THE PROBLEM:
Look through the entries and report how many lines include the word "Growth". Give the number alone.

DATA LINES:

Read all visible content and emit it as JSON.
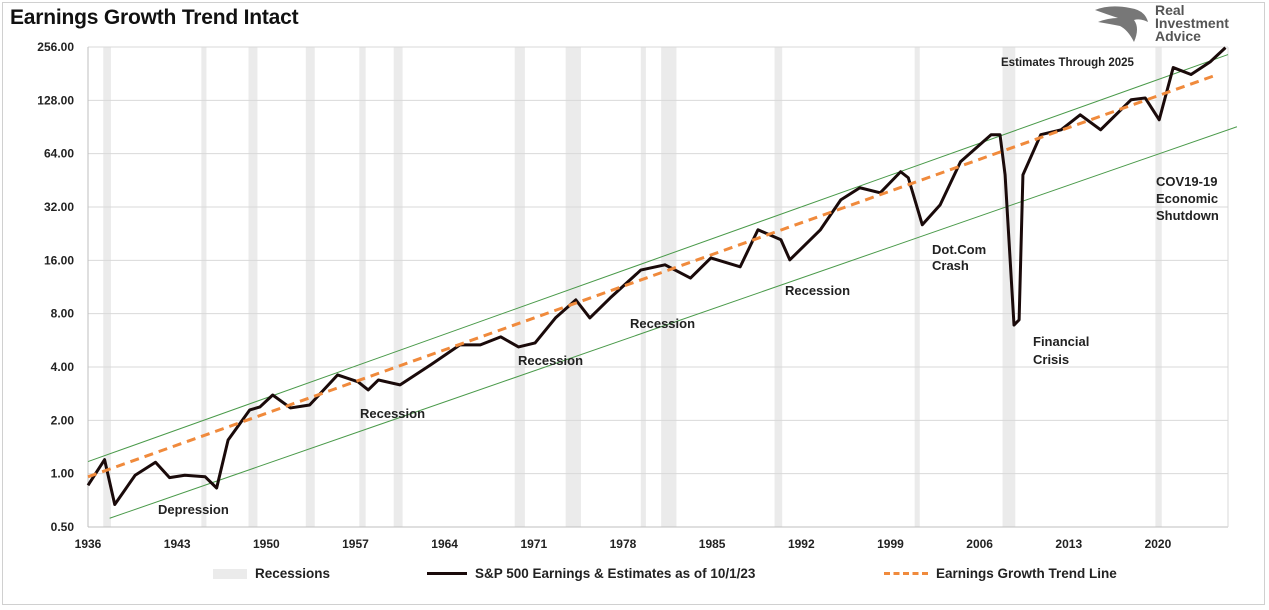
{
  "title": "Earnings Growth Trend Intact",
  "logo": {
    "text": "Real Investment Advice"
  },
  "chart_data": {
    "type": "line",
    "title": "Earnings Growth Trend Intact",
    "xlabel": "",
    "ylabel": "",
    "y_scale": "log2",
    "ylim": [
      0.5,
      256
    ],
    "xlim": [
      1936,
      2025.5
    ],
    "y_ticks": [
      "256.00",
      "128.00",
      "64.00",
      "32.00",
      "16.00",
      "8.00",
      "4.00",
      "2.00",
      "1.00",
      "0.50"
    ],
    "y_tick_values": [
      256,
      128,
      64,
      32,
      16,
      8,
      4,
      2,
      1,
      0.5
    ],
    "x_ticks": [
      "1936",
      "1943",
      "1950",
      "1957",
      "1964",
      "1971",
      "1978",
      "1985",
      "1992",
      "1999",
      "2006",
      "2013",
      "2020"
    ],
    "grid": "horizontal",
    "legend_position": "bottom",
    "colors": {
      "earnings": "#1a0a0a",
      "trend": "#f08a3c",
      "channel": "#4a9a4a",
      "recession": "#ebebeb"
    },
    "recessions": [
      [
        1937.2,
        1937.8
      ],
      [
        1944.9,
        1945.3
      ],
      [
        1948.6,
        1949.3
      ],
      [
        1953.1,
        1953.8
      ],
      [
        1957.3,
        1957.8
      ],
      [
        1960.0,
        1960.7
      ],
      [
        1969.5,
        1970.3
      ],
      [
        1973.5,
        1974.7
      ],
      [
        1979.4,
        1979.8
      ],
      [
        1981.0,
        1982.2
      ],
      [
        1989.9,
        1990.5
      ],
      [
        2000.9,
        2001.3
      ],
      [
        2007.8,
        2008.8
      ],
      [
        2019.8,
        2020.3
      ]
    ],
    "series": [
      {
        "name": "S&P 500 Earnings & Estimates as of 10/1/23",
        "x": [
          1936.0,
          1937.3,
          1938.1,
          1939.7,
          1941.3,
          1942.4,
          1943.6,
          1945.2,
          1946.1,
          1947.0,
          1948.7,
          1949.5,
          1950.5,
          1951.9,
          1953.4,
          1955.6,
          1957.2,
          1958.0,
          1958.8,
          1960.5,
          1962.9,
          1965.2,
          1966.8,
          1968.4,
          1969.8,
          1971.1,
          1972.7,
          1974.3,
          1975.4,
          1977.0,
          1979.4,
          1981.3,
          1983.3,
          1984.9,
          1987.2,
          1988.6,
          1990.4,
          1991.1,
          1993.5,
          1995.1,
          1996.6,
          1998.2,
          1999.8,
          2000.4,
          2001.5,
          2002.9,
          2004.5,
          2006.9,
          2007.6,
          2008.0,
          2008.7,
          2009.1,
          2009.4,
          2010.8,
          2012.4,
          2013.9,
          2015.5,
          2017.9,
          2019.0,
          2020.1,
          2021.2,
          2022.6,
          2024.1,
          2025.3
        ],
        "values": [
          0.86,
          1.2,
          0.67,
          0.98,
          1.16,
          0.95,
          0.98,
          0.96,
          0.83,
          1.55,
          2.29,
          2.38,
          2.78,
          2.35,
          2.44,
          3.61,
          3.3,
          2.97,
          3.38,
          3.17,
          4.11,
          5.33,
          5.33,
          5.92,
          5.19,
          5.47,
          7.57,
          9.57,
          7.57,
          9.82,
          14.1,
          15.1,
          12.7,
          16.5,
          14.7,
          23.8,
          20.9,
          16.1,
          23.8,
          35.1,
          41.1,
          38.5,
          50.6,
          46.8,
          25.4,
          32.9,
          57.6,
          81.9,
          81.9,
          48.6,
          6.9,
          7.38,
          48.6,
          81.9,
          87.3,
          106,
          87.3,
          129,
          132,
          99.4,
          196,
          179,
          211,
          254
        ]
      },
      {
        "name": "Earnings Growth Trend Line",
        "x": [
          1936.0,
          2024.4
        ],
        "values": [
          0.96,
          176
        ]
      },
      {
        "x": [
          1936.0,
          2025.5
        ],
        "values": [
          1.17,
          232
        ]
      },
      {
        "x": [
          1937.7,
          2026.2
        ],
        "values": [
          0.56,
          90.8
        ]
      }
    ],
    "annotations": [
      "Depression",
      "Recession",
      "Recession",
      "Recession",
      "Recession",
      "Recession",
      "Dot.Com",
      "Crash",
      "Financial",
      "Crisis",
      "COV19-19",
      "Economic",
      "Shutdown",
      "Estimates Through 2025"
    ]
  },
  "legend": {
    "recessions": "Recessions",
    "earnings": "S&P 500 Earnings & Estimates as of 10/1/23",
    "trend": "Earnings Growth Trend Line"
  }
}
...
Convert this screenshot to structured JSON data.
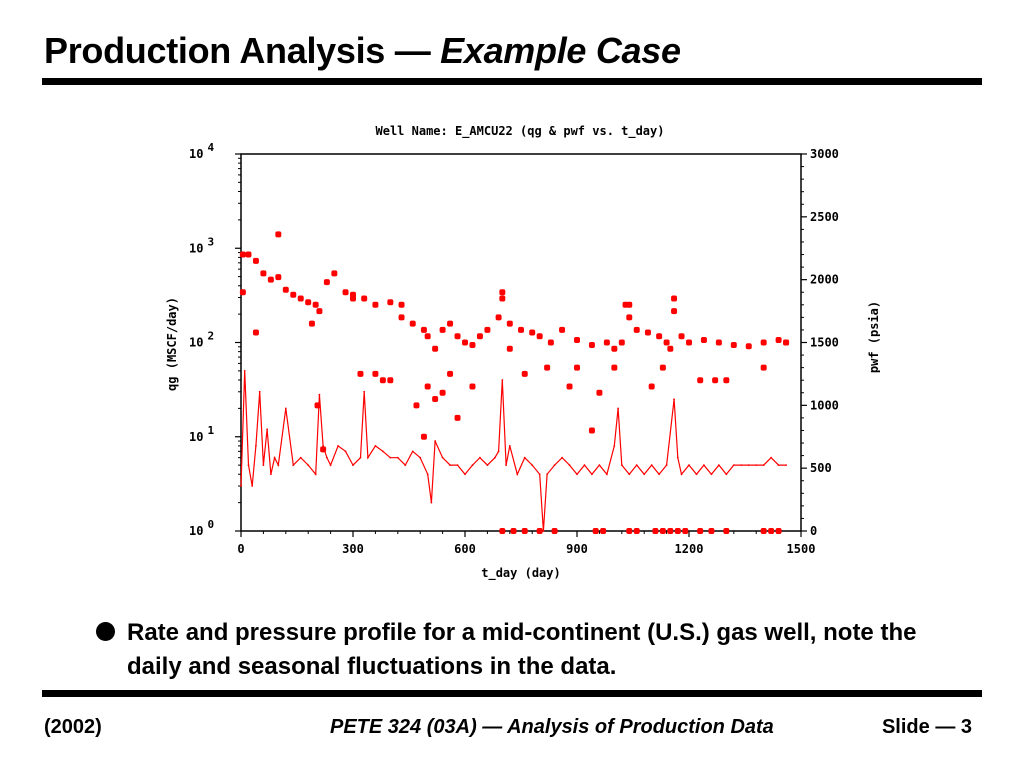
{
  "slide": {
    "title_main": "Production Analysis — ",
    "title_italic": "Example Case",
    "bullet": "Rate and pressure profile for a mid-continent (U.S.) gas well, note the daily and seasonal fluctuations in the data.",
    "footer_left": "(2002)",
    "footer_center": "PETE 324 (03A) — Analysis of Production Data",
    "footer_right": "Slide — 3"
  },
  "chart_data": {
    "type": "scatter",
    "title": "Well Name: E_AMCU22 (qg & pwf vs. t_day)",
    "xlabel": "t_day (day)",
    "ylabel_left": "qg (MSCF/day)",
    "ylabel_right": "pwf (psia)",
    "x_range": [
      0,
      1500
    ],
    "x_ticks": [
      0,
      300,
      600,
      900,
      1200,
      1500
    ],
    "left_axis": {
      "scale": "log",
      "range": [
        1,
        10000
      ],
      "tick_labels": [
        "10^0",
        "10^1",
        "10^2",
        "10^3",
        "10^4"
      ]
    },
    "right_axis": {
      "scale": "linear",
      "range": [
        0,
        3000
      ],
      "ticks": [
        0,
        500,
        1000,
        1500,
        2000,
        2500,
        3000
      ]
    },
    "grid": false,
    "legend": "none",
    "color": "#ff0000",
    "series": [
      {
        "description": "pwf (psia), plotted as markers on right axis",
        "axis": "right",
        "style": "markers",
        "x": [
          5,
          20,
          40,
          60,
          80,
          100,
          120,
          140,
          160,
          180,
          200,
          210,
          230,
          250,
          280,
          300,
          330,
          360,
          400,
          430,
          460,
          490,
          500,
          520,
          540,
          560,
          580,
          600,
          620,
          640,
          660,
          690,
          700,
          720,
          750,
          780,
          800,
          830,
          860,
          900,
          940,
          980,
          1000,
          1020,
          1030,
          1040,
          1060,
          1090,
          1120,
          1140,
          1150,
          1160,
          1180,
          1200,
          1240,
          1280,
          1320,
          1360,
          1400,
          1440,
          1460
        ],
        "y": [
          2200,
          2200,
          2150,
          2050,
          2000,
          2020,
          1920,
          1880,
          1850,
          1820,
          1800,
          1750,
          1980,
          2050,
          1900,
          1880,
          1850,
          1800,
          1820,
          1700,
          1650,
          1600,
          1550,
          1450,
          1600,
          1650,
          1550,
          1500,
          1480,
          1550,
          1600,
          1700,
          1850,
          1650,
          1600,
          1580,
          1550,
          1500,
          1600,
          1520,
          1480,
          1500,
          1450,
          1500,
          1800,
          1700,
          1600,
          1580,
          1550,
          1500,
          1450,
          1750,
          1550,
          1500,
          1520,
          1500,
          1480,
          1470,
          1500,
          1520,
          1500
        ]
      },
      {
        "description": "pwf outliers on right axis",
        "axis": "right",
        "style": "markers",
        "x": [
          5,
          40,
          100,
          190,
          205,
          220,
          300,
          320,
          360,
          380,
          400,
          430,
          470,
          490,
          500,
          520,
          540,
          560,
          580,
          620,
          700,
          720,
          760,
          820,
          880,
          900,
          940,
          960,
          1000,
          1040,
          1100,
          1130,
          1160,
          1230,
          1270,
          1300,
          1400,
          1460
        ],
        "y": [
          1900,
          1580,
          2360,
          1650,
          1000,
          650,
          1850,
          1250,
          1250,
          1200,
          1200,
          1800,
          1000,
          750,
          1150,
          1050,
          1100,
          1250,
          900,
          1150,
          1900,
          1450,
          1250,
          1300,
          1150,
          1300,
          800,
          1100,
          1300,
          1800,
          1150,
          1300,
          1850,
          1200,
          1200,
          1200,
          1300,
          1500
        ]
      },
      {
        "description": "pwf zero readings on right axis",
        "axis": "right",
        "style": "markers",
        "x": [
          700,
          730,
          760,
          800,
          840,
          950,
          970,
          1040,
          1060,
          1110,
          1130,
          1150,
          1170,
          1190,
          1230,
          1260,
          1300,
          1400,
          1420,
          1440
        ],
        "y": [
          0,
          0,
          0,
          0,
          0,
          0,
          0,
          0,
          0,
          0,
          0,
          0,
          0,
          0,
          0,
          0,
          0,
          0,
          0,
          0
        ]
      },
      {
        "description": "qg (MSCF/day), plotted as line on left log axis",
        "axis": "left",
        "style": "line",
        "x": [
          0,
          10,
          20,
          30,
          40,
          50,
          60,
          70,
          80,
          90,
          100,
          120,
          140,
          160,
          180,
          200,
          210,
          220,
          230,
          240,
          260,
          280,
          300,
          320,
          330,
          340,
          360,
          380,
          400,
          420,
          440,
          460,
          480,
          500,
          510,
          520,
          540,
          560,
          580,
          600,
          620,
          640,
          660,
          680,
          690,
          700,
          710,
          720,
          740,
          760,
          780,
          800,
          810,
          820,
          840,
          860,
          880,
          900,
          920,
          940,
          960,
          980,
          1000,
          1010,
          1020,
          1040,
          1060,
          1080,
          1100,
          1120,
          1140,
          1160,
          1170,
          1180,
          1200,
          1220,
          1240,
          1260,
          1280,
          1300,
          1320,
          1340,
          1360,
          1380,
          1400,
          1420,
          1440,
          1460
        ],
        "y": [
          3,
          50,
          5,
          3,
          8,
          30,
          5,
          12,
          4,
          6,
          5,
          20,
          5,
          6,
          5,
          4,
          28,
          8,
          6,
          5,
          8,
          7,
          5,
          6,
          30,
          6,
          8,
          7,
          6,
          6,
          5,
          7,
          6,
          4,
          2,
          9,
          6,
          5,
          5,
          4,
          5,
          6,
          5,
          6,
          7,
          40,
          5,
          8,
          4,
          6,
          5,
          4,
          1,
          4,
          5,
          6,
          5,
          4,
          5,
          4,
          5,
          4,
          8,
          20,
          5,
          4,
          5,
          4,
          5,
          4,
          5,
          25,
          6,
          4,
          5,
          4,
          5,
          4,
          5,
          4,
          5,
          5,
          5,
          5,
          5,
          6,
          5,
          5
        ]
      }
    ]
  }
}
==
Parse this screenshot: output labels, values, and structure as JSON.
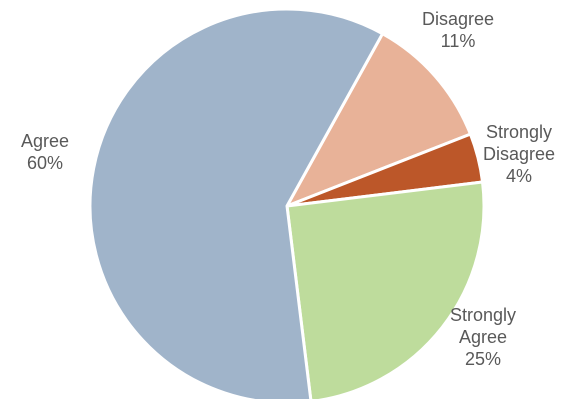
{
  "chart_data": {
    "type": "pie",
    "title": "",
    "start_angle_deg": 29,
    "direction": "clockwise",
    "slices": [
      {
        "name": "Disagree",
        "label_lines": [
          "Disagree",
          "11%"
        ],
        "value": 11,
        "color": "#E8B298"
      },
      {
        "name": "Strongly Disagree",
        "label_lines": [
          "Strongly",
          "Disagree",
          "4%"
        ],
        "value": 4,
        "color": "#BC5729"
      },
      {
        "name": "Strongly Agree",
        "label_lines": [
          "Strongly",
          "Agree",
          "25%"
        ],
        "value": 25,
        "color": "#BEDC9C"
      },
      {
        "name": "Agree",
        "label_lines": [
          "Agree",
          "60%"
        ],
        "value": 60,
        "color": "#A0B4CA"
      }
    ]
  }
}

WRITTEN RESPONSE:
4